Supplied data:
========================================
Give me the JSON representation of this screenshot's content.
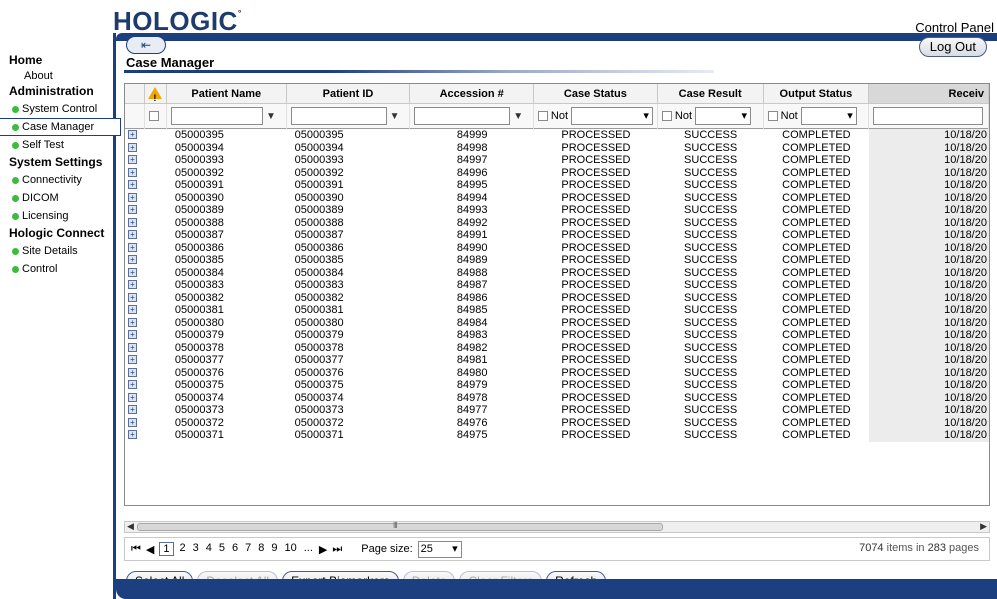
{
  "header": {
    "logo": "HOLOGIC",
    "title": "Control Panel"
  },
  "sidebar": [
    {
      "type": "head",
      "label": "Home"
    },
    {
      "type": "plain",
      "label": "About"
    },
    {
      "type": "head",
      "label": "Administration"
    },
    {
      "type": "item",
      "label": "System Control"
    },
    {
      "type": "item",
      "label": "Case Manager",
      "active": true
    },
    {
      "type": "item",
      "label": "Self Test"
    },
    {
      "type": "head",
      "label": "System Settings"
    },
    {
      "type": "item",
      "label": "Connectivity"
    },
    {
      "type": "item",
      "label": "DICOM"
    },
    {
      "type": "item",
      "label": "Licensing"
    },
    {
      "type": "head",
      "label": "Hologic Connect"
    },
    {
      "type": "item",
      "label": "Site Details"
    },
    {
      "type": "item",
      "label": "Control"
    }
  ],
  "page": {
    "title": "Case Manager",
    "logout": "Log Out"
  },
  "grid": {
    "columns": [
      "Patient Name",
      "Patient ID",
      "Accession #",
      "Case Status",
      "Case Result",
      "Output Status",
      "Receiv"
    ],
    "not_label": "Not",
    "rows": [
      [
        "05000395",
        "05000395",
        "84999",
        "PROCESSED",
        "SUCCESS",
        "COMPLETED",
        "10/18/20"
      ],
      [
        "05000394",
        "05000394",
        "84998",
        "PROCESSED",
        "SUCCESS",
        "COMPLETED",
        "10/18/20"
      ],
      [
        "05000393",
        "05000393",
        "84997",
        "PROCESSED",
        "SUCCESS",
        "COMPLETED",
        "10/18/20"
      ],
      [
        "05000392",
        "05000392",
        "84996",
        "PROCESSED",
        "SUCCESS",
        "COMPLETED",
        "10/18/20"
      ],
      [
        "05000391",
        "05000391",
        "84995",
        "PROCESSED",
        "SUCCESS",
        "COMPLETED",
        "10/18/20"
      ],
      [
        "05000390",
        "05000390",
        "84994",
        "PROCESSED",
        "SUCCESS",
        "COMPLETED",
        "10/18/20"
      ],
      [
        "05000389",
        "05000389",
        "84993",
        "PROCESSED",
        "SUCCESS",
        "COMPLETED",
        "10/18/20"
      ],
      [
        "05000388",
        "05000388",
        "84992",
        "PROCESSED",
        "SUCCESS",
        "COMPLETED",
        "10/18/20"
      ],
      [
        "05000387",
        "05000387",
        "84991",
        "PROCESSED",
        "SUCCESS",
        "COMPLETED",
        "10/18/20"
      ],
      [
        "05000386",
        "05000386",
        "84990",
        "PROCESSED",
        "SUCCESS",
        "COMPLETED",
        "10/18/20"
      ],
      [
        "05000385",
        "05000385",
        "84989",
        "PROCESSED",
        "SUCCESS",
        "COMPLETED",
        "10/18/20"
      ],
      [
        "05000384",
        "05000384",
        "84988",
        "PROCESSED",
        "SUCCESS",
        "COMPLETED",
        "10/18/20"
      ],
      [
        "05000383",
        "05000383",
        "84987",
        "PROCESSED",
        "SUCCESS",
        "COMPLETED",
        "10/18/20"
      ],
      [
        "05000382",
        "05000382",
        "84986",
        "PROCESSED",
        "SUCCESS",
        "COMPLETED",
        "10/18/20"
      ],
      [
        "05000381",
        "05000381",
        "84985",
        "PROCESSED",
        "SUCCESS",
        "COMPLETED",
        "10/18/20"
      ],
      [
        "05000380",
        "05000380",
        "84984",
        "PROCESSED",
        "SUCCESS",
        "COMPLETED",
        "10/18/20"
      ],
      [
        "05000379",
        "05000379",
        "84983",
        "PROCESSED",
        "SUCCESS",
        "COMPLETED",
        "10/18/20"
      ],
      [
        "05000378",
        "05000378",
        "84982",
        "PROCESSED",
        "SUCCESS",
        "COMPLETED",
        "10/18/20"
      ],
      [
        "05000377",
        "05000377",
        "84981",
        "PROCESSED",
        "SUCCESS",
        "COMPLETED",
        "10/18/20"
      ],
      [
        "05000376",
        "05000376",
        "84980",
        "PROCESSED",
        "SUCCESS",
        "COMPLETED",
        "10/18/20"
      ],
      [
        "05000375",
        "05000375",
        "84979",
        "PROCESSED",
        "SUCCESS",
        "COMPLETED",
        "10/18/20"
      ],
      [
        "05000374",
        "05000374",
        "84978",
        "PROCESSED",
        "SUCCESS",
        "COMPLETED",
        "10/18/20"
      ],
      [
        "05000373",
        "05000373",
        "84977",
        "PROCESSED",
        "SUCCESS",
        "COMPLETED",
        "10/18/20"
      ],
      [
        "05000372",
        "05000372",
        "84976",
        "PROCESSED",
        "SUCCESS",
        "COMPLETED",
        "10/18/20"
      ],
      [
        "05000371",
        "05000371",
        "84975",
        "PROCESSED",
        "SUCCESS",
        "COMPLETED",
        "10/18/20"
      ]
    ]
  },
  "scrollbar": {
    "grip": "III"
  },
  "pager": {
    "first": "⏮",
    "prev": "◀",
    "pages": [
      "1",
      "2",
      "3",
      "4",
      "5",
      "6",
      "7",
      "8",
      "9",
      "10",
      "..."
    ],
    "current": "1",
    "next": "▶",
    "last": "⏭",
    "size_label": "Page size:",
    "size_value": "25",
    "items": "7074",
    "items_suffix": "items in",
    "pages_count": "283",
    "pages_suffix": "pages"
  },
  "actions": [
    {
      "label": "Select All",
      "enabled": true
    },
    {
      "label": "Deselect All",
      "enabled": false
    },
    {
      "label": "Export Biomarkers",
      "enabled": true
    },
    {
      "label": "Delete",
      "enabled": false
    },
    {
      "label": "Clear Filters",
      "enabled": false
    },
    {
      "label": "Refresh",
      "enabled": true
    }
  ],
  "colors": {
    "brand": "#1c3f80",
    "status_green": "#3dbb3d",
    "warning": "#f0a800"
  }
}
========================================
Request: Quote all the lines above exactly as given. Do not include the pictures.

Expected answer:
Give me the JSON representation of this screenshot's content.
{
  "header": {
    "logo": "HOLOGIC",
    "title": "Control Panel"
  },
  "sidebar": [
    {
      "type": "head",
      "label": "Home"
    },
    {
      "type": "plain",
      "label": "About"
    },
    {
      "type": "head",
      "label": "Administration"
    },
    {
      "type": "item",
      "label": "System Control"
    },
    {
      "type": "item",
      "label": "Case Manager",
      "active": true
    },
    {
      "type": "item",
      "label": "Self Test"
    },
    {
      "type": "head",
      "label": "System Settings"
    },
    {
      "type": "item",
      "label": "Connectivity"
    },
    {
      "type": "item",
      "label": "DICOM"
    },
    {
      "type": "item",
      "label": "Licensing"
    },
    {
      "type": "head",
      "label": "Hologic Connect"
    },
    {
      "type": "item",
      "label": "Site Details"
    },
    {
      "type": "item",
      "label": "Control"
    }
  ],
  "page": {
    "title": "Case Manager",
    "logout": "Log Out"
  },
  "grid": {
    "columns": [
      "Patient Name",
      "Patient ID",
      "Accession #",
      "Case Status",
      "Case Result",
      "Output Status",
      "Receiv"
    ],
    "not_label": "Not",
    "rows": [
      [
        "05000395",
        "05000395",
        "84999",
        "PROCESSED",
        "SUCCESS",
        "COMPLETED",
        "10/18/20"
      ],
      [
        "05000394",
        "05000394",
        "84998",
        "PROCESSED",
        "SUCCESS",
        "COMPLETED",
        "10/18/20"
      ],
      [
        "05000393",
        "05000393",
        "84997",
        "PROCESSED",
        "SUCCESS",
        "COMPLETED",
        "10/18/20"
      ],
      [
        "05000392",
        "05000392",
        "84996",
        "PROCESSED",
        "SUCCESS",
        "COMPLETED",
        "10/18/20"
      ],
      [
        "05000391",
        "05000391",
        "84995",
        "PROCESSED",
        "SUCCESS",
        "COMPLETED",
        "10/18/20"
      ],
      [
        "05000390",
        "05000390",
        "84994",
        "PROCESSED",
        "SUCCESS",
        "COMPLETED",
        "10/18/20"
      ],
      [
        "05000389",
        "05000389",
        "84993",
        "PROCESSED",
        "SUCCESS",
        "COMPLETED",
        "10/18/20"
      ],
      [
        "05000388",
        "05000388",
        "84992",
        "PROCESSED",
        "SUCCESS",
        "COMPLETED",
        "10/18/20"
      ],
      [
        "05000387",
        "05000387",
        "84991",
        "PROCESSED",
        "SUCCESS",
        "COMPLETED",
        "10/18/20"
      ],
      [
        "05000386",
        "05000386",
        "84990",
        "PROCESSED",
        "SUCCESS",
        "COMPLETED",
        "10/18/20"
      ],
      [
        "05000385",
        "05000385",
        "84989",
        "PROCESSED",
        "SUCCESS",
        "COMPLETED",
        "10/18/20"
      ],
      [
        "05000384",
        "05000384",
        "84988",
        "PROCESSED",
        "SUCCESS",
        "COMPLETED",
        "10/18/20"
      ],
      [
        "05000383",
        "05000383",
        "84987",
        "PROCESSED",
        "SUCCESS",
        "COMPLETED",
        "10/18/20"
      ],
      [
        "05000382",
        "05000382",
        "84986",
        "PROCESSED",
        "SUCCESS",
        "COMPLETED",
        "10/18/20"
      ],
      [
        "05000381",
        "05000381",
        "84985",
        "PROCESSED",
        "SUCCESS",
        "COMPLETED",
        "10/18/20"
      ],
      [
        "05000380",
        "05000380",
        "84984",
        "PROCESSED",
        "SUCCESS",
        "COMPLETED",
        "10/18/20"
      ],
      [
        "05000379",
        "05000379",
        "84983",
        "PROCESSED",
        "SUCCESS",
        "COMPLETED",
        "10/18/20"
      ],
      [
        "05000378",
        "05000378",
        "84982",
        "PROCESSED",
        "SUCCESS",
        "COMPLETED",
        "10/18/20"
      ],
      [
        "05000377",
        "05000377",
        "84981",
        "PROCESSED",
        "SUCCESS",
        "COMPLETED",
        "10/18/20"
      ],
      [
        "05000376",
        "05000376",
        "84980",
        "PROCESSED",
        "SUCCESS",
        "COMPLETED",
        "10/18/20"
      ],
      [
        "05000375",
        "05000375",
        "84979",
        "PROCESSED",
        "SUCCESS",
        "COMPLETED",
        "10/18/20"
      ],
      [
        "05000374",
        "05000374",
        "84978",
        "PROCESSED",
        "SUCCESS",
        "COMPLETED",
        "10/18/20"
      ],
      [
        "05000373",
        "05000373",
        "84977",
        "PROCESSED",
        "SUCCESS",
        "COMPLETED",
        "10/18/20"
      ],
      [
        "05000372",
        "05000372",
        "84976",
        "PROCESSED",
        "SUCCESS",
        "COMPLETED",
        "10/18/20"
      ],
      [
        "05000371",
        "05000371",
        "84975",
        "PROCESSED",
        "SUCCESS",
        "COMPLETED",
        "10/18/20"
      ]
    ]
  },
  "scrollbar": {
    "grip": "III"
  },
  "pager": {
    "first": "⏮",
    "prev": "◀",
    "pages": [
      "1",
      "2",
      "3",
      "4",
      "5",
      "6",
      "7",
      "8",
      "9",
      "10",
      "..."
    ],
    "current": "1",
    "next": "▶",
    "last": "⏭",
    "size_label": "Page size:",
    "size_value": "25",
    "items": "7074",
    "items_suffix": "items in",
    "pages_count": "283",
    "pages_suffix": "pages"
  },
  "actions": [
    {
      "label": "Select All",
      "enabled": true
    },
    {
      "label": "Deselect All",
      "enabled": false
    },
    {
      "label": "Export Biomarkers",
      "enabled": true
    },
    {
      "label": "Delete",
      "enabled": false
    },
    {
      "label": "Clear Filters",
      "enabled": false
    },
    {
      "label": "Refresh",
      "enabled": true
    }
  ],
  "colors": {
    "brand": "#1c3f80",
    "status_green": "#3dbb3d",
    "warning": "#f0a800"
  }
}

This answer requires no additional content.